- Task details
Search the data for the word "High" and copy every line where it occurs.

### Records for this exercise

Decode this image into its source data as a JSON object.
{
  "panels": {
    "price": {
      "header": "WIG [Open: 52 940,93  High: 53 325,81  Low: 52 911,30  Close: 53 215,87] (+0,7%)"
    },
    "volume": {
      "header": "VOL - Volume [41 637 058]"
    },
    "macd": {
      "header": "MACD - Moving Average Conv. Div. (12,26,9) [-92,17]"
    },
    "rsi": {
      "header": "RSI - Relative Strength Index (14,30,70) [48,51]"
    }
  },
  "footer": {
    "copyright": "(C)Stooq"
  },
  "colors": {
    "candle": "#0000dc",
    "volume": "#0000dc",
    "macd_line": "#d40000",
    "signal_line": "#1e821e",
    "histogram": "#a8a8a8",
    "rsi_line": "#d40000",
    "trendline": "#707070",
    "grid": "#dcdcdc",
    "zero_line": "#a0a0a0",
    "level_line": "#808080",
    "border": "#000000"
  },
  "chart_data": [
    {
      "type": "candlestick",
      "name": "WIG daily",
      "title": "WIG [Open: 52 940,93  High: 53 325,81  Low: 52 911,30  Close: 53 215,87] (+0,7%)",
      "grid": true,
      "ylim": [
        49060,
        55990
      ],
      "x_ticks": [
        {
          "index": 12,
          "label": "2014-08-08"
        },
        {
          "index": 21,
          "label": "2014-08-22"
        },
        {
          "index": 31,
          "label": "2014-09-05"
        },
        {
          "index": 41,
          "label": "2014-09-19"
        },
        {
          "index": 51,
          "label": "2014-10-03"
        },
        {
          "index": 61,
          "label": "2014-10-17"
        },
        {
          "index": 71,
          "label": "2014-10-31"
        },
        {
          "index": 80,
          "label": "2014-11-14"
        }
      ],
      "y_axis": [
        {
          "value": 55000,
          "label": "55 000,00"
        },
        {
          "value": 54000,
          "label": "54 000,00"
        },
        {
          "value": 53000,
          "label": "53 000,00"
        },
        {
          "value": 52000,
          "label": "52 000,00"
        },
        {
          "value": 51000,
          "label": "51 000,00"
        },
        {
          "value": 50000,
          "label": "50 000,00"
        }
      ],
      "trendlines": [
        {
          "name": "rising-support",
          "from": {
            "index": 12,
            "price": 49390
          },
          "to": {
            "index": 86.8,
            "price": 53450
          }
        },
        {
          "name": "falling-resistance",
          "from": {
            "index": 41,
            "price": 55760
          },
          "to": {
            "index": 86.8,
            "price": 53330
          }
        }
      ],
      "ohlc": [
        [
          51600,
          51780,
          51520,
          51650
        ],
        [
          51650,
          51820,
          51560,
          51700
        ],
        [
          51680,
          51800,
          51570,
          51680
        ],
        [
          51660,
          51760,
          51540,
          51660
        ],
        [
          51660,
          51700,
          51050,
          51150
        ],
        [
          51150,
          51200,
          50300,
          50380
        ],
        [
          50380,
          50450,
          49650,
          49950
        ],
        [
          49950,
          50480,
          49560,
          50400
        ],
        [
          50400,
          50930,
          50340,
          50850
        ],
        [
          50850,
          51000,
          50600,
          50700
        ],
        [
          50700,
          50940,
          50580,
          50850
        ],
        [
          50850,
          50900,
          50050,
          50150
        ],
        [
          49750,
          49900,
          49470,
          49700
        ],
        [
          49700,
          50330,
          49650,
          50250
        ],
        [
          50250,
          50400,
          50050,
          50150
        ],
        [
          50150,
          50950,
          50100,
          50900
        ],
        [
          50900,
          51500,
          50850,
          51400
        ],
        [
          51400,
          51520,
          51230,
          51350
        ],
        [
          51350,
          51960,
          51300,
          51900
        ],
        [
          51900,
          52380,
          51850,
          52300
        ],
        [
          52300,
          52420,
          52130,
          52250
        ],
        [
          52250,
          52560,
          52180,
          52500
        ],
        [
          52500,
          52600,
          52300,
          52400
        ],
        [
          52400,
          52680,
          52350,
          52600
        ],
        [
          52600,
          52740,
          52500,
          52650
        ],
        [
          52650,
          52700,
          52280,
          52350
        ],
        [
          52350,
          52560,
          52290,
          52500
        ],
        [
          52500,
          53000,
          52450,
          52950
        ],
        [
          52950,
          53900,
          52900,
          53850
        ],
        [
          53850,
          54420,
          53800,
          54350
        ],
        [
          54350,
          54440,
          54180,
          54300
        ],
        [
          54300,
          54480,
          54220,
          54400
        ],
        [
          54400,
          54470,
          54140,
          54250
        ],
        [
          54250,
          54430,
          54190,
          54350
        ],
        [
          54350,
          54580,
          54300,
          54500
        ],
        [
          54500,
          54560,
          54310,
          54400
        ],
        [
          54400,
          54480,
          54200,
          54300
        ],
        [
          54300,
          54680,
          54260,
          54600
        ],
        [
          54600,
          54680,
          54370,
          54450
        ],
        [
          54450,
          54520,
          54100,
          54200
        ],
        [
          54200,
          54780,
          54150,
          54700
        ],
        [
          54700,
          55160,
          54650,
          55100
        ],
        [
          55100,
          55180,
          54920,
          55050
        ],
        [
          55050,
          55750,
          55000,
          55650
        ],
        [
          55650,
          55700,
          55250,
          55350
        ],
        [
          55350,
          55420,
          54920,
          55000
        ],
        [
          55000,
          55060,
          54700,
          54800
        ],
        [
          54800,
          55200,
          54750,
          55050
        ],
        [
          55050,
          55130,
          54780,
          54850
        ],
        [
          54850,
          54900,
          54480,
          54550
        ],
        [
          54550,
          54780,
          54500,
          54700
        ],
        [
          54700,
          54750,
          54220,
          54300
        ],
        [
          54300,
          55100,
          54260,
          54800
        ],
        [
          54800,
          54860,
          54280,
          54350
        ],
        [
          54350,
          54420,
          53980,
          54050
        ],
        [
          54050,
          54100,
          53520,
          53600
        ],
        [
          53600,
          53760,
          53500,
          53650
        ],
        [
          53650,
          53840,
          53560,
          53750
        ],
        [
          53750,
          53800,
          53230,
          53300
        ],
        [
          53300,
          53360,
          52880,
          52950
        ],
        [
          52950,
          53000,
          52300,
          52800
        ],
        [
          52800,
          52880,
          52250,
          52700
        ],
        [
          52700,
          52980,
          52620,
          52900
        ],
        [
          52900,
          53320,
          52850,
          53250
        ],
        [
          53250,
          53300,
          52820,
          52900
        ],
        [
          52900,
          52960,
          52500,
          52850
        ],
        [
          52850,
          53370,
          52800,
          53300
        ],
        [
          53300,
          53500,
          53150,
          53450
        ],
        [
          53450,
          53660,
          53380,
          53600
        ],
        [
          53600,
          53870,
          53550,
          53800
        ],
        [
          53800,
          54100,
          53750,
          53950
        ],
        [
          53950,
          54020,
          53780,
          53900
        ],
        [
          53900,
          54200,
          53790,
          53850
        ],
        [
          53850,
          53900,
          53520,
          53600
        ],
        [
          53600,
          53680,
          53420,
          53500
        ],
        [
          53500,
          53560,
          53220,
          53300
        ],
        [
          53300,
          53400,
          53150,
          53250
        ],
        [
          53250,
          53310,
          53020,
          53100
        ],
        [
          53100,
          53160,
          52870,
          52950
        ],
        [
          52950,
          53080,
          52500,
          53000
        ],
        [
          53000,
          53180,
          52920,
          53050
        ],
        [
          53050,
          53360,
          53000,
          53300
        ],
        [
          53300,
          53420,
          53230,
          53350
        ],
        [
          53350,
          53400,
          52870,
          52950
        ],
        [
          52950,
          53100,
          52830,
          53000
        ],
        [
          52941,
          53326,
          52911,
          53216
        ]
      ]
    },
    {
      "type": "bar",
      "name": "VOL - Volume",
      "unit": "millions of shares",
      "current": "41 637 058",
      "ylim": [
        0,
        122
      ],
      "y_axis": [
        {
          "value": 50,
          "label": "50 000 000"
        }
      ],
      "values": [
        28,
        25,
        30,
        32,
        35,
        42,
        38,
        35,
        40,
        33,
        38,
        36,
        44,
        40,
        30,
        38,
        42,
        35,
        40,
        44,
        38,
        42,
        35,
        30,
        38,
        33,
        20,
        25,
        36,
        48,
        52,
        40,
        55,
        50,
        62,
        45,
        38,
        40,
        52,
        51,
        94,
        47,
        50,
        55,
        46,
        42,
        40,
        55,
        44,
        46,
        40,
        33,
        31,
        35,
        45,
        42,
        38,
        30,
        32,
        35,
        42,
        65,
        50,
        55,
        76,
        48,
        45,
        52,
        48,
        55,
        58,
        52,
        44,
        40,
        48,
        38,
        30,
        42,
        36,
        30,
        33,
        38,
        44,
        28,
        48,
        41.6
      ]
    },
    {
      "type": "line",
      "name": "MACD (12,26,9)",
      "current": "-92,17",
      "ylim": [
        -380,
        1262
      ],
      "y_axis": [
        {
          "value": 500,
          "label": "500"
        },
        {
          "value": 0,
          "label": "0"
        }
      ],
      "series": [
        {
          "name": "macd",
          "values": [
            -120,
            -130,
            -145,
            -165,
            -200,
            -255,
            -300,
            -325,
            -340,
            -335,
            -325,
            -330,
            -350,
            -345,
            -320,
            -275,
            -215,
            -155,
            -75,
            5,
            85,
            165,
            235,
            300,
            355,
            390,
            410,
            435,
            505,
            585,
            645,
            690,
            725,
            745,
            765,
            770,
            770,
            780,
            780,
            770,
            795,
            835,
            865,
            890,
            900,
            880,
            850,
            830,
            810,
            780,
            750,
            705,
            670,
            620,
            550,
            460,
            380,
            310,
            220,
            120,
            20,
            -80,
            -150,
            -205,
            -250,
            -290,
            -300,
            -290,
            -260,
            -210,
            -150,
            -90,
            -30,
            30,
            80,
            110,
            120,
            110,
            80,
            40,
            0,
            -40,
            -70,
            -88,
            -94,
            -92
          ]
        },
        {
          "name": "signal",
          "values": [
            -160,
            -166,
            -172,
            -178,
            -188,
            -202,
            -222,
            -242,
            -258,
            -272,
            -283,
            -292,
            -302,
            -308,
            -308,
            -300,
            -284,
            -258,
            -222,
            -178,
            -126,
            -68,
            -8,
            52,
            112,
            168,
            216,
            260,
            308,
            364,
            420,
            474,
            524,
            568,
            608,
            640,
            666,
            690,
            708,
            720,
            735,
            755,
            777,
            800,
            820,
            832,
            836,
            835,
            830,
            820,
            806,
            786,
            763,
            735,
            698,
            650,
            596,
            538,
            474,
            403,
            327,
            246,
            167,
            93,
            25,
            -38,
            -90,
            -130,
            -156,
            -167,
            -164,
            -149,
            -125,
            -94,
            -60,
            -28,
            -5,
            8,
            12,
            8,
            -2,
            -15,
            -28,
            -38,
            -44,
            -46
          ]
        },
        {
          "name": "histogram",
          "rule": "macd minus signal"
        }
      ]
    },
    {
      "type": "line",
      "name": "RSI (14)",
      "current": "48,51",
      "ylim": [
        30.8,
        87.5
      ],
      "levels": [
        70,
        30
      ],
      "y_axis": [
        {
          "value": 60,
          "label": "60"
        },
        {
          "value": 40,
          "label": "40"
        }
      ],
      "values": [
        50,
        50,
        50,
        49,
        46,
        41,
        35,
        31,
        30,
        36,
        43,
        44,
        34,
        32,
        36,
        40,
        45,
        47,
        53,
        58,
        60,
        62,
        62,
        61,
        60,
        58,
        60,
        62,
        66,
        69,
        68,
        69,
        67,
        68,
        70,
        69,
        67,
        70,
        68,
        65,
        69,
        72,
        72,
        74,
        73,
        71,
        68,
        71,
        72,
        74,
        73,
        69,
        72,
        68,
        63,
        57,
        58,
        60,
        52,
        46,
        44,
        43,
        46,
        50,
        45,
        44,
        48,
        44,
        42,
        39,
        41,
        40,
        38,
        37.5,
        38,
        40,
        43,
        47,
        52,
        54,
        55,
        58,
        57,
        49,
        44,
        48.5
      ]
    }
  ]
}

######

- Answer to this task
      "header": "WIG [Open: 52 940,93  High: 53 325,81  Low: 52 911,30  Close: 53 215,87] (+0,7%)"
      "title": "WIG [Open: 52 940,93  High: 53 325,81  Low: 52 911,30  Close: 53 215,87] (+0,7%)",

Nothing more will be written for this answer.